• EXERCISE OBJECTIVE
All of the data that follows should be retyped exactly, please, except the pictures.
**** LISTED ENTRIES ****
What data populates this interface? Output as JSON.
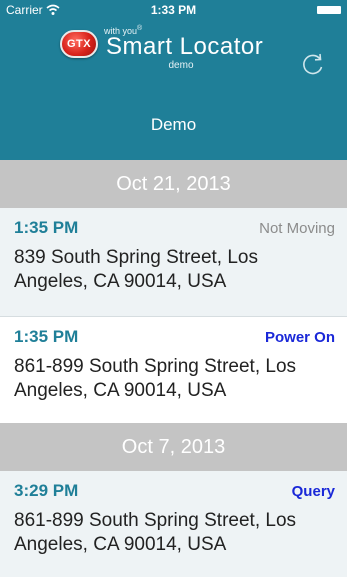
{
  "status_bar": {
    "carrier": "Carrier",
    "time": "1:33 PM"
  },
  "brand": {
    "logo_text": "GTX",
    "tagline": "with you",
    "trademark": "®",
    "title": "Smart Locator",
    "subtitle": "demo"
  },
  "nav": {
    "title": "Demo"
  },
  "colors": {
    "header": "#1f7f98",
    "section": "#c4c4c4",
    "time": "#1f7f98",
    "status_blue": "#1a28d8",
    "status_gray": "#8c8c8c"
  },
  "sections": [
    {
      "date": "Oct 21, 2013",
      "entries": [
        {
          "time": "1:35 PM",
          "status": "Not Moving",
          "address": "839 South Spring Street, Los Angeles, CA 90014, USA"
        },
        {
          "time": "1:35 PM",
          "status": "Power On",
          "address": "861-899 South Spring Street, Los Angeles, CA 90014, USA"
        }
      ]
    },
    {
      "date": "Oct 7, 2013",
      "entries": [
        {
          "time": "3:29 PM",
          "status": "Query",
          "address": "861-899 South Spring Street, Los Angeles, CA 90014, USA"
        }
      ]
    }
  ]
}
****
• WRITTEN ANSWER
What data populates this interface? Output as JSON.
{
  "status_bar": {
    "carrier": "Carrier",
    "time": "1:33 PM"
  },
  "brand": {
    "logo_text": "GTX",
    "tagline": "with you",
    "trademark": "®",
    "title": "Smart Locator",
    "subtitle": "demo"
  },
  "nav": {
    "title": "Demo"
  },
  "colors": {
    "header": "#1f7f98",
    "section": "#c4c4c4",
    "time": "#1f7f98",
    "status_blue": "#1a28d8",
    "status_gray": "#8c8c8c"
  },
  "sections": [
    {
      "date": "Oct 21, 2013",
      "entries": [
        {
          "time": "1:35 PM",
          "status": "Not Moving",
          "address": "839 South Spring Street, Los Angeles, CA 90014, USA"
        },
        {
          "time": "1:35 PM",
          "status": "Power On",
          "address": "861-899 South Spring Street, Los Angeles, CA 90014, USA"
        }
      ]
    },
    {
      "date": "Oct 7, 2013",
      "entries": [
        {
          "time": "3:29 PM",
          "status": "Query",
          "address": "861-899 South Spring Street, Los Angeles, CA 90014, USA"
        }
      ]
    }
  ]
}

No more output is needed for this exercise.